Stored items
^^^^

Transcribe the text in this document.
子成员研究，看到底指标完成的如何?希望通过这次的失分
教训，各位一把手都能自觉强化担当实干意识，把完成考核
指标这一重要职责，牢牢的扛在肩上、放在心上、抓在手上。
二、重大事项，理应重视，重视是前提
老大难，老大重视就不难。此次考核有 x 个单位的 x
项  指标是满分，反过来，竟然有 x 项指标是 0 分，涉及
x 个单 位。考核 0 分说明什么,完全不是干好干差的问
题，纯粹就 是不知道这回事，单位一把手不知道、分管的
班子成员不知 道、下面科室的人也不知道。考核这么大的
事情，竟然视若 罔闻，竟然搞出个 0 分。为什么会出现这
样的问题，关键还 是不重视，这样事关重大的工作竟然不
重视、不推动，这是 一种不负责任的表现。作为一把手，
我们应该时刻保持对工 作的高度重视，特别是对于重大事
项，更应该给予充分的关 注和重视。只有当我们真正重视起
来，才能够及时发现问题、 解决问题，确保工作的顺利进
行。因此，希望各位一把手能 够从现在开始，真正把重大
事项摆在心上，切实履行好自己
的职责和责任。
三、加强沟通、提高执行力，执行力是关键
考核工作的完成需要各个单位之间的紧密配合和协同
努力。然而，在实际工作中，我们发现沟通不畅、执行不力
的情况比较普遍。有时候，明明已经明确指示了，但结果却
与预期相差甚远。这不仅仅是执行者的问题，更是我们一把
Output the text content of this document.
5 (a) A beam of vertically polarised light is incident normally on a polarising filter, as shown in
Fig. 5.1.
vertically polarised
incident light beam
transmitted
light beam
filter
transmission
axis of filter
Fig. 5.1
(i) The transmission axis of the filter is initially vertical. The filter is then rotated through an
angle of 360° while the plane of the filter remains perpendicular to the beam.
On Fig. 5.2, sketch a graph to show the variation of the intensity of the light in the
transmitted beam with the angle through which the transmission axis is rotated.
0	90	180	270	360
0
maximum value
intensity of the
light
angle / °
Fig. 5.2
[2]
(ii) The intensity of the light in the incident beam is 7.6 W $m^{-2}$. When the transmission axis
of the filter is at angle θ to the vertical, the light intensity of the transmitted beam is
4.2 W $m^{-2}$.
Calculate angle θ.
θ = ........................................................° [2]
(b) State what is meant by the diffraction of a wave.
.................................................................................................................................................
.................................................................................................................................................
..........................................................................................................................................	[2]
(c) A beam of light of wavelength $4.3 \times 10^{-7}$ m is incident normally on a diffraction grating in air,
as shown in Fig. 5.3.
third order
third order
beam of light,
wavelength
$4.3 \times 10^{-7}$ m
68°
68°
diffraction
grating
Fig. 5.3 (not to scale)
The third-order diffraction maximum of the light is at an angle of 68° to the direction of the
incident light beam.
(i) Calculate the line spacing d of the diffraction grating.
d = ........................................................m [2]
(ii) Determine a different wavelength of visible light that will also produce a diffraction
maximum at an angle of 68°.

^^^^

* **Goal of the exercise**
Extract all of the data shown above and repeat it verbatim.

* **Written answer**
Transcribe the text in this document.
子成员研究，看到底指标完成的如何?希望通过这次的失分
教训，各位一把手都能自觉强化担当实干意识，把完成考核
指标这一重要职责，牢牢的扛在肩上、放在心上、抓在手上。
二、重大事项，理应重视，重视是前提
老大难，老大重视就不难。此次考核有 x 个单位的 x
项  指标是满分，反过来，竟然有 x 项指标是 0 分，涉及
x 个单 位。考核 0 分说明什么,完全不是干好干差的问
题，纯粹就 是不知道这回事，单位一把手不知道、分管的
班子成员不知 道、下面科室的人也不知道。考核这么大的
事情，竟然视若 罔闻，竟然搞出个 0 分。为什么会出现这
样的问题，关键还 是不重视，这样事关重大的工作竟然不
重视、不推动，这是 一种不负责任的表现。作为一把手，
我们应该时刻保持对工 作的高度重视，特别是对于重大事
项，更应该给予充分的关 注和重视。只有当我们真正重视起
来，才能够及时发现问题、 解决问题，确保工作的顺利进
行。因此，希望各位一把手能 够从现在开始，真正把重大
事项摆在心上，切实履行好自己
的职责和责任。
三、加强沟通、提高执行力，执行力是关键
考核工作的完成需要各个单位之间的紧密配合和协同
努力。然而，在实际工作中，我们发现沟通不畅、执行不力
的情况比较普遍。有时候，明明已经明确指示了，但结果却
与预期相差甚远。这不仅仅是执行者的问题，更是我们一把
Output the text content of this document.
5 (a) A beam of vertically polarised light is incident normally on a polarising filter, as shown in
Fig. 5.1.
vertically polarised
incident light beam
transmitted
light beam
filter
transmission
axis of filter
Fig. 5.1
(i) The transmission axis of the filter is initially vertical. The filter is then rotated through an
angle of 360° while the plane of the filter remains perpendicular to the beam.
On Fig. 5.2, sketch a graph to show the variation of the intensity of the light in the
transmitted beam with the angle through which the transmission axis is rotated.
0	90	180	270	360
0
maximum value
intensity of the
light
angle / °
Fig. 5.2
[2]
(ii) The intensity of the light in the incident beam is 7.6 W $m^{-2}$. When the transmission axis
of the filter is at angle θ to the vertical, the light intensity of the transmitted beam is
4.2 W $m^{-2}$.
Calculate angle θ.
θ = ........................................................° [2]
(b) State what is meant by the diffraction of a wave.
.................................................................................................................................................
.................................................................................................................................................
..........................................................................................................................................	[2]
(c) A beam of light of wavelength $4.3 \times 10^{-7}$ m is incident normally on a diffraction grating in air,
as shown in Fig. 5.3.
third order
third order
beam of light,
wavelength
$4.3 \times 10^{-7}$ m
68°
68°
diffraction
grating
Fig. 5.3 (not to scale)
The third-order diffraction maximum of the light is at an angle of 68° to the direction of the
incident light beam.
(i) Calculate the line spacing d of the diffraction grating.
d = ........................................................m [2]
(ii) Determine a different wavelength of visible light that will also produce a diffraction
maximum at an angle of 68°.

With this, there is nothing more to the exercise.